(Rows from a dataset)
## Start

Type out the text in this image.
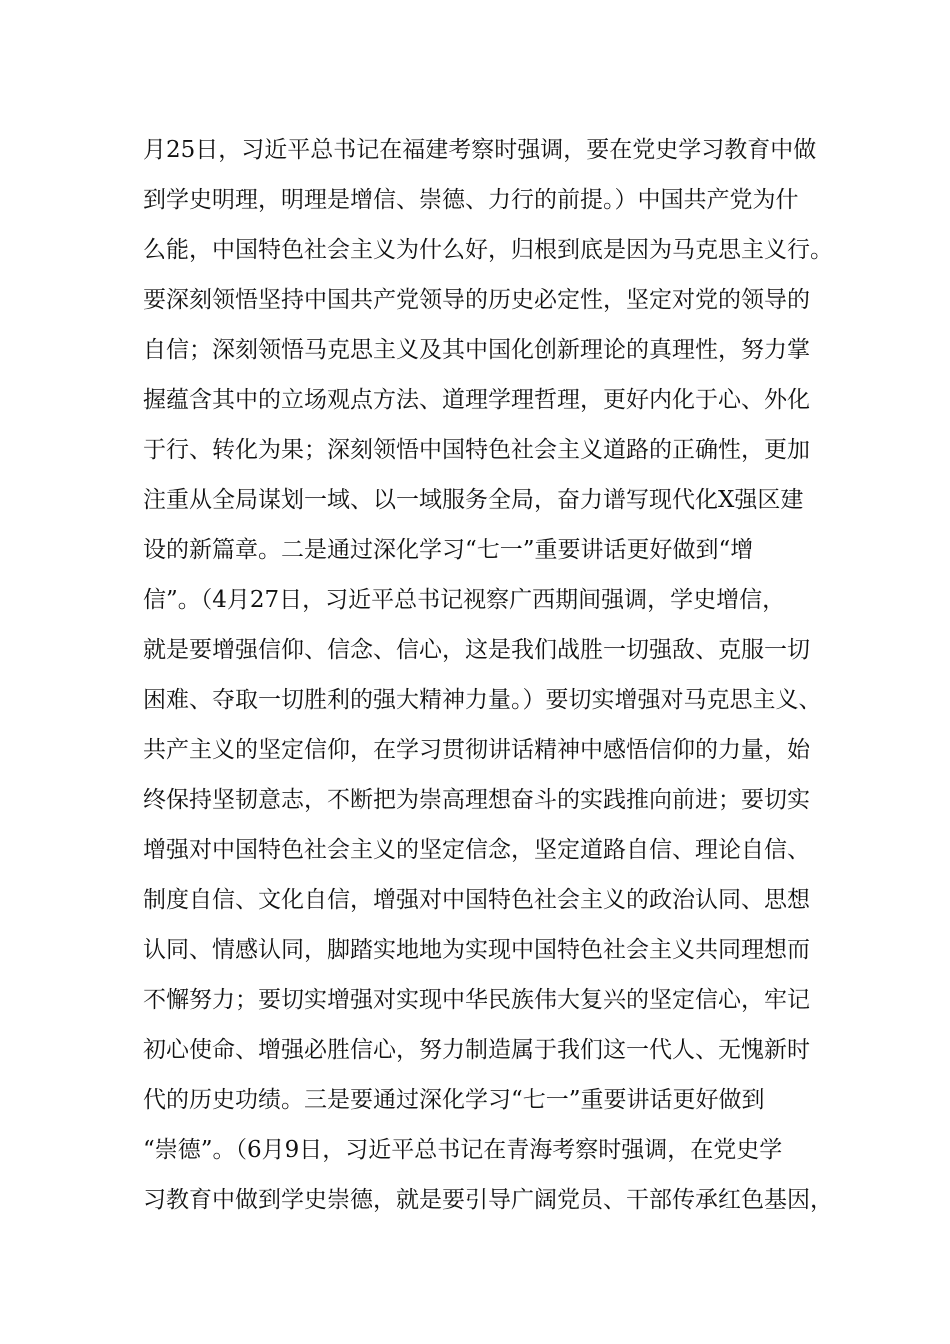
月25日，习近平总书记在福建考察时强调，要在党史学习教育中做
到学史明理，明理是增信、崇德、力行的前提。）中国共产党为什
么能，中国特色社会主义为什么好，归根到底是因为马克思主义行。
要深刻领悟坚持中国共产党领导的历史必定性，坚定对党的领导的
自信；深刻领悟马克思主义及其中国化创新理论的真理性，努力掌
握蕴含其中的立场观点方法、道理学理哲理，更好内化于心、外化
于行、转化为果；深刻领悟中国特色社会主义道路的正确性，更加
注重从全局谋划一域、以一域服务全局，奋力谱写现代化X强区建
设的新篇章。二是通过深化学习“七一”重要讲话更好做到“增
信”。（4月27日，习近平总书记视察广西期间强调，学史增信，
就是要增强信仰、信念、信心，这是我们战胜一切强敌、克服一切
困难、夺取一切胜利的强大精神力量。）要切实增强对马克思主义、
共产主义的坚定信仰，在学习贯彻讲话精神中感悟信仰的力量，始
终保持坚韧意志，不断把为崇高理想奋斗的实践推向前进；要切实
增强对中国特色社会主义的坚定信念，坚定道路自信、理论自信、
制度自信、文化自信，增强对中国特色社会主义的政治认同、思想
认同、情感认同，脚踏实地地为实现中国特色社会主义共同理想而
不懈努力；要切实增强对实现中华民族伟大复兴的坚定信心，牢记
初心使命、增强必胜信心，努力制造属于我们这一代人、无愧新时
代的历史功绩。三是要通过深化学习“七一”重要讲话更好做到
“崇德”。（6月9日，习近平总书记在青海考察时强调，在党史学
习教育中做到学史崇德，就是要引导广阔党员、干部传承红色基因，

## End

**To do**
Repeat the records above verbatim, with no pictures in the result.

**Full answer**
Type out the text in this image.
月25日，习近平总书记在福建考察时强调，要在党史学习教育中做
到学史明理，明理是增信、崇德、力行的前提。）中国共产党为什
么能，中国特色社会主义为什么好，归根到底是因为马克思主义行。
要深刻领悟坚持中国共产党领导的历史必定性，坚定对党的领导的
自信；深刻领悟马克思主义及其中国化创新理论的真理性，努力掌
握蕴含其中的立场观点方法、道理学理哲理，更好内化于心、外化
于行、转化为果；深刻领悟中国特色社会主义道路的正确性，更加
注重从全局谋划一域、以一域服务全局，奋力谱写现代化X强区建
设的新篇章。二是通过深化学习“七一”重要讲话更好做到“增
信”。（4月27日，习近平总书记视察广西期间强调，学史增信，
就是要增强信仰、信念、信心，这是我们战胜一切强敌、克服一切
困难、夺取一切胜利的强大精神力量。）要切实增强对马克思主义、
共产主义的坚定信仰，在学习贯彻讲话精神中感悟信仰的力量，始
终保持坚韧意志，不断把为崇高理想奋斗的实践推向前进；要切实
增强对中国特色社会主义的坚定信念，坚定道路自信、理论自信、
制度自信、文化自信，增强对中国特色社会主义的政治认同、思想
认同、情感认同，脚踏实地地为实现中国特色社会主义共同理想而
不懈努力；要切实增强对实现中华民族伟大复兴的坚定信心，牢记
初心使命、增强必胜信心，努力制造属于我们这一代人、无愧新时
代的历史功绩。三是要通过深化学习“七一”重要讲话更好做到
“崇德”。（6月9日，习近平总书记在青海考察时强调，在党史学
习教育中做到学史崇德，就是要引导广阔党员、干部传承红色基因，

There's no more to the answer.